Material shown »
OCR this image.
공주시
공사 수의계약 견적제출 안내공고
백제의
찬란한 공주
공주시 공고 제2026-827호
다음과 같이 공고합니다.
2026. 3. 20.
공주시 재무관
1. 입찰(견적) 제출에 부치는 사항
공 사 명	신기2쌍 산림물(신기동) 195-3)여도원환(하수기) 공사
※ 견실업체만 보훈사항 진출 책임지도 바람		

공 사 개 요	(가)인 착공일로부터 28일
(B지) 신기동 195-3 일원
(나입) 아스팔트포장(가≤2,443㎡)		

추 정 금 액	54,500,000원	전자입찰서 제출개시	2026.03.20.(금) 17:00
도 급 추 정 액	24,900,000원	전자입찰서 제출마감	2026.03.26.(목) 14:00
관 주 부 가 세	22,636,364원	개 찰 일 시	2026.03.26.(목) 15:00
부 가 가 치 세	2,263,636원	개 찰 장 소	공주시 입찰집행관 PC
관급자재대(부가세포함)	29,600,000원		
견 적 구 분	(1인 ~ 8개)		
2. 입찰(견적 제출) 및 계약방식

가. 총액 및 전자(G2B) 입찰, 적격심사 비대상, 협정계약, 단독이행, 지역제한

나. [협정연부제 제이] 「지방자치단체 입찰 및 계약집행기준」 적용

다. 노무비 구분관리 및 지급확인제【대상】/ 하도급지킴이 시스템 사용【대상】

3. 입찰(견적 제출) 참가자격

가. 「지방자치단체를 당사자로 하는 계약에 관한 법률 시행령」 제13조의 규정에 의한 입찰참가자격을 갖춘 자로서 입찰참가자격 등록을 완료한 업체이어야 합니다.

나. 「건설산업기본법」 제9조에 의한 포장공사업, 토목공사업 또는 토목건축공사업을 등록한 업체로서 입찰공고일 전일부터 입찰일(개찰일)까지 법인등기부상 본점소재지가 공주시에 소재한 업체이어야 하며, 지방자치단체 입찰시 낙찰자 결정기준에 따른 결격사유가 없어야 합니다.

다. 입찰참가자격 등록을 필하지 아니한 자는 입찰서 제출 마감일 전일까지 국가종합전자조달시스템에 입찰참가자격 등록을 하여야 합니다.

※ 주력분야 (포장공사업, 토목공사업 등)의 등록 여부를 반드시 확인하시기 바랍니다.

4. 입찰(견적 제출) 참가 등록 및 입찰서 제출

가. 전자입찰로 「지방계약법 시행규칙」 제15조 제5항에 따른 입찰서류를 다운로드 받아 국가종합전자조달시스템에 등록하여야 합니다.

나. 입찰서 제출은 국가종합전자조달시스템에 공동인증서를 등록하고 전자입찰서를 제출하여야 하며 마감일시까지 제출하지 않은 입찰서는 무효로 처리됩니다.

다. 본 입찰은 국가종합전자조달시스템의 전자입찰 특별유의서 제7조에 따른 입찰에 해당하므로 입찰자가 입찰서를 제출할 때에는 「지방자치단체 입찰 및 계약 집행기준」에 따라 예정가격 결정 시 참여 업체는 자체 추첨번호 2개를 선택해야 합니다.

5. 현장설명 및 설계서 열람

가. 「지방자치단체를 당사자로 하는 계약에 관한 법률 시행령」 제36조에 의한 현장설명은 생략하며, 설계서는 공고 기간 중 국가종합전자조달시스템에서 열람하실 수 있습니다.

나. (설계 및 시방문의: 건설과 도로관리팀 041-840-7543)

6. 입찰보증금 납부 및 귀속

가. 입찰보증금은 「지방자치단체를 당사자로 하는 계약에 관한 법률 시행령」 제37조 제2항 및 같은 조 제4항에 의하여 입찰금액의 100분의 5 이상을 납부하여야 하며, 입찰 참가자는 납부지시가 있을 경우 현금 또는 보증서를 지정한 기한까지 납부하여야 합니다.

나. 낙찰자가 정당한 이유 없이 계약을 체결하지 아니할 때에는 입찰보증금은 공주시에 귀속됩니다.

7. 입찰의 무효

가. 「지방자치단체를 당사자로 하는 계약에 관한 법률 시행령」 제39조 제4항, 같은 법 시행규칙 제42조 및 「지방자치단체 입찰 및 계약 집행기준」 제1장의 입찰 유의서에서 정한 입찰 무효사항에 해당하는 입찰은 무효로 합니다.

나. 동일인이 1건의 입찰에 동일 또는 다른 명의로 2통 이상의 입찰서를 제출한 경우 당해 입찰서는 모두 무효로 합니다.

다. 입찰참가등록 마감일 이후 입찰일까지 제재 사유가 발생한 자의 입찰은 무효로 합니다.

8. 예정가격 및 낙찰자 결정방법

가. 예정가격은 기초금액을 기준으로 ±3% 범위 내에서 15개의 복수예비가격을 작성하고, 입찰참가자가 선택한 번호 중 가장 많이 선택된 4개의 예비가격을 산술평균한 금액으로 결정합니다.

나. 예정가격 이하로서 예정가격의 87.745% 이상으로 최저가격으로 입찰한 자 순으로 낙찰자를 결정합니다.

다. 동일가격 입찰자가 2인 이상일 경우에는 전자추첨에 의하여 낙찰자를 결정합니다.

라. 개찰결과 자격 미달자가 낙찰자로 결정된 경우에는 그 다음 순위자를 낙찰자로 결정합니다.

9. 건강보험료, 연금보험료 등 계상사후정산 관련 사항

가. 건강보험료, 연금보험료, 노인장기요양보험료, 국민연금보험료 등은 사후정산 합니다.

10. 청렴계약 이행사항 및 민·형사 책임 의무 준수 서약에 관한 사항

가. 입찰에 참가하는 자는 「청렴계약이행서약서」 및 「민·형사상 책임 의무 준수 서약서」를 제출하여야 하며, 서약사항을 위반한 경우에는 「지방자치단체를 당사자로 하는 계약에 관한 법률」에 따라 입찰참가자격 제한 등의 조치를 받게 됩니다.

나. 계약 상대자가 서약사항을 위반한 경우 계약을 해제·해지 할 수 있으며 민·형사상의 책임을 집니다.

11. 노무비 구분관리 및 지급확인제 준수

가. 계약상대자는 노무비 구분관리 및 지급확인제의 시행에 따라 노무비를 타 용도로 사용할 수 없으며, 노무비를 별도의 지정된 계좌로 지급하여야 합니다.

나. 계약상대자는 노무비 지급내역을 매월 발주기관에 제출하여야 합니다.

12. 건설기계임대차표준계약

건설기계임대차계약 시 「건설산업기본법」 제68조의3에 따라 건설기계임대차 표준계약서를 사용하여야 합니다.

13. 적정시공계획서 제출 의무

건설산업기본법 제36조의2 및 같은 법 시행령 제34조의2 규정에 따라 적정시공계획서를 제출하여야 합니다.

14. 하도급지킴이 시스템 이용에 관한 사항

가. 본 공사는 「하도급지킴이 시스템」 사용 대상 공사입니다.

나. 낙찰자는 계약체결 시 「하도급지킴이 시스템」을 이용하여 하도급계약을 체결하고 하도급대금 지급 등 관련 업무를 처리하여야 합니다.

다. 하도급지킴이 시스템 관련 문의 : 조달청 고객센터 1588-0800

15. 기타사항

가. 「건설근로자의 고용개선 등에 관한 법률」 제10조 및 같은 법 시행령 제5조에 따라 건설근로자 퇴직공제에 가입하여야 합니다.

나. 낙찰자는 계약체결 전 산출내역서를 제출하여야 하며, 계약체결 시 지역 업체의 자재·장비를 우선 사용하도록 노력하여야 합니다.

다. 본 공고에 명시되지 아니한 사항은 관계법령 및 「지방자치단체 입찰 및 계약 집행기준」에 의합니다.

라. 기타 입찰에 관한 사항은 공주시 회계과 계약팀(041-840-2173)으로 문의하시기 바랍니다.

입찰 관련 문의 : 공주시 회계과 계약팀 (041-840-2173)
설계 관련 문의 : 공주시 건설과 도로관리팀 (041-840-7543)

Exercise goal »
Send back every record, precisely as written.

Correct response »
OCR this image.
공주시
공사 수의계약 견적제출 안내공고
백제의
찬란한 공주
공주시 공고 제2026-827호
다음과 같이 공고합니다.
2026. 3. 20.
공주시 재무관
1. 입찰(견적) 제출에 부치는 사항
공 사 명	신기2쌍 산림물(신기동) 195-3)여도원환(하수기) 공사
※ 견실업체만 보훈사항 진출 책임지도 바람		

공 사 개 요	(가)인 착공일로부터 28일
(B지) 신기동 195-3 일원
(나입) 아스팔트포장(가≤2,443㎡)		

추 정 금 액	54,500,000원	전자입찰서 제출개시	2026.03.20.(금) 17:00
도 급 추 정 액	24,900,000원	전자입찰서 제출마감	2026.03.26.(목) 14:00
관 주 부 가 세	22,636,364원	개 찰 일 시	2026.03.26.(목) 15:00
부 가 가 치 세	2,263,636원	개 찰 장 소	공주시 입찰집행관 PC
관급자재대(부가세포함)	29,600,000원		
견 적 구 분	(1인 ~ 8개)		
2. 입찰(견적 제출) 및 계약방식

가. 총액 및 전자(G2B) 입찰, 적격심사 비대상, 협정계약, 단독이행, 지역제한

나. [협정연부제 제이] 「지방자치단체 입찰 및 계약집행기준」 적용

다. 노무비 구분관리 및 지급확인제【대상】/ 하도급지킴이 시스템 사용【대상】

3. 입찰(견적 제출) 참가자격

가. 「지방자치단체를 당사자로 하는 계약에 관한 법률 시행령」 제13조의 규정에 의한 입찰참가자격을 갖춘 자로서 입찰참가자격 등록을 완료한 업체이어야 합니다.

나. 「건설산업기본법」 제9조에 의한 포장공사업, 토목공사업 또는 토목건축공사업을 등록한 업체로서 입찰공고일 전일부터 입찰일(개찰일)까지 법인등기부상 본점소재지가 공주시에 소재한 업체이어야 하며, 지방자치단체 입찰시 낙찰자 결정기준에 따른 결격사유가 없어야 합니다.

다. 입찰참가자격 등록을 필하지 아니한 자는 입찰서 제출 마감일 전일까지 국가종합전자조달시스템에 입찰참가자격 등록을 하여야 합니다.

※ 주력분야 (포장공사업, 토목공사업 등)의 등록 여부를 반드시 확인하시기 바랍니다.

4. 입찰(견적 제출) 참가 등록 및 입찰서 제출

가. 전자입찰로 「지방계약법 시행규칙」 제15조 제5항에 따른 입찰서류를 다운로드 받아 국가종합전자조달시스템에 등록하여야 합니다.

나. 입찰서 제출은 국가종합전자조달시스템에 공동인증서를 등록하고 전자입찰서를 제출하여야 하며 마감일시까지 제출하지 않은 입찰서는 무효로 처리됩니다.

다. 본 입찰은 국가종합전자조달시스템의 전자입찰 특별유의서 제7조에 따른 입찰에 해당하므로 입찰자가 입찰서를 제출할 때에는 「지방자치단체 입찰 및 계약 집행기준」에 따라 예정가격 결정 시 참여 업체는 자체 추첨번호 2개를 선택해야 합니다.

5. 현장설명 및 설계서 열람

가. 「지방자치단체를 당사자로 하는 계약에 관한 법률 시행령」 제36조에 의한 현장설명은 생략하며, 설계서는 공고 기간 중 국가종합전자조달시스템에서 열람하실 수 있습니다.

나. (설계 및 시방문의: 건설과 도로관리팀 041-840-7543)

6. 입찰보증금 납부 및 귀속

가. 입찰보증금은 「지방자치단체를 당사자로 하는 계약에 관한 법률 시행령」 제37조 제2항 및 같은 조 제4항에 의하여 입찰금액의 100분의 5 이상을 납부하여야 하며, 입찰 참가자는 납부지시가 있을 경우 현금 또는 보증서를 지정한 기한까지 납부하여야 합니다.

나. 낙찰자가 정당한 이유 없이 계약을 체결하지 아니할 때에는 입찰보증금은 공주시에 귀속됩니다.

7. 입찰의 무효

가. 「지방자치단체를 당사자로 하는 계약에 관한 법률 시행령」 제39조 제4항, 같은 법 시행규칙 제42조 및 「지방자치단체 입찰 및 계약 집행기준」 제1장의 입찰 유의서에서 정한 입찰 무효사항에 해당하는 입찰은 무효로 합니다.

나. 동일인이 1건의 입찰에 동일 또는 다른 명의로 2통 이상의 입찰서를 제출한 경우 당해 입찰서는 모두 무효로 합니다.

다. 입찰참가등록 마감일 이후 입찰일까지 제재 사유가 발생한 자의 입찰은 무효로 합니다.

8. 예정가격 및 낙찰자 결정방법

가. 예정가격은 기초금액을 기준으로 ±3% 범위 내에서 15개의 복수예비가격을 작성하고, 입찰참가자가 선택한 번호 중 가장 많이 선택된 4개의 예비가격을 산술평균한 금액으로 결정합니다.

나. 예정가격 이하로서 예정가격의 87.745% 이상으로 최저가격으로 입찰한 자 순으로 낙찰자를 결정합니다.

다. 동일가격 입찰자가 2인 이상일 경우에는 전자추첨에 의하여 낙찰자를 결정합니다.

라. 개찰결과 자격 미달자가 낙찰자로 결정된 경우에는 그 다음 순위자를 낙찰자로 결정합니다.

9. 건강보험료, 연금보험료 등 계상사후정산 관련 사항

가. 건강보험료, 연금보험료, 노인장기요양보험료, 국민연금보험료 등은 사후정산 합니다.

10. 청렴계약 이행사항 및 민·형사 책임 의무 준수 서약에 관한 사항

가. 입찰에 참가하는 자는 「청렴계약이행서약서」 및 「민·형사상 책임 의무 준수 서약서」를 제출하여야 하며, 서약사항을 위반한 경우에는 「지방자치단체를 당사자로 하는 계약에 관한 법률」에 따라 입찰참가자격 제한 등의 조치를 받게 됩니다.

나. 계약 상대자가 서약사항을 위반한 경우 계약을 해제·해지 할 수 있으며 민·형사상의 책임을 집니다.

11. 노무비 구분관리 및 지급확인제 준수

가. 계약상대자는 노무비 구분관리 및 지급확인제의 시행에 따라 노무비를 타 용도로 사용할 수 없으며, 노무비를 별도의 지정된 계좌로 지급하여야 합니다.

나. 계약상대자는 노무비 지급내역을 매월 발주기관에 제출하여야 합니다.

12. 건설기계임대차표준계약

건설기계임대차계약 시 「건설산업기본법」 제68조의3에 따라 건설기계임대차 표준계약서를 사용하여야 합니다.

13. 적정시공계획서 제출 의무

건설산업기본법 제36조의2 및 같은 법 시행령 제34조의2 규정에 따라 적정시공계획서를 제출하여야 합니다.

14. 하도급지킴이 시스템 이용에 관한 사항

가. 본 공사는 「하도급지킴이 시스템」 사용 대상 공사입니다.

나. 낙찰자는 계약체결 시 「하도급지킴이 시스템」을 이용하여 하도급계약을 체결하고 하도급대금 지급 등 관련 업무를 처리하여야 합니다.

다. 하도급지킴이 시스템 관련 문의 : 조달청 고객센터 1588-0800

15. 기타사항

가. 「건설근로자의 고용개선 등에 관한 법률」 제10조 및 같은 법 시행령 제5조에 따라 건설근로자 퇴직공제에 가입하여야 합니다.

나. 낙찰자는 계약체결 전 산출내역서를 제출하여야 하며, 계약체결 시 지역 업체의 자재·장비를 우선 사용하도록 노력하여야 합니다.

다. 본 공고에 명시되지 아니한 사항은 관계법령 및 「지방자치단체 입찰 및 계약 집행기준」에 의합니다.

라. 기타 입찰에 관한 사항은 공주시 회계과 계약팀(041-840-2173)으로 문의하시기 바랍니다.

입찰 관련 문의 : 공주시 회계과 계약팀 (041-840-2173)
설계 관련 문의 : 공주시 건설과 도로관리팀 (041-840-7543)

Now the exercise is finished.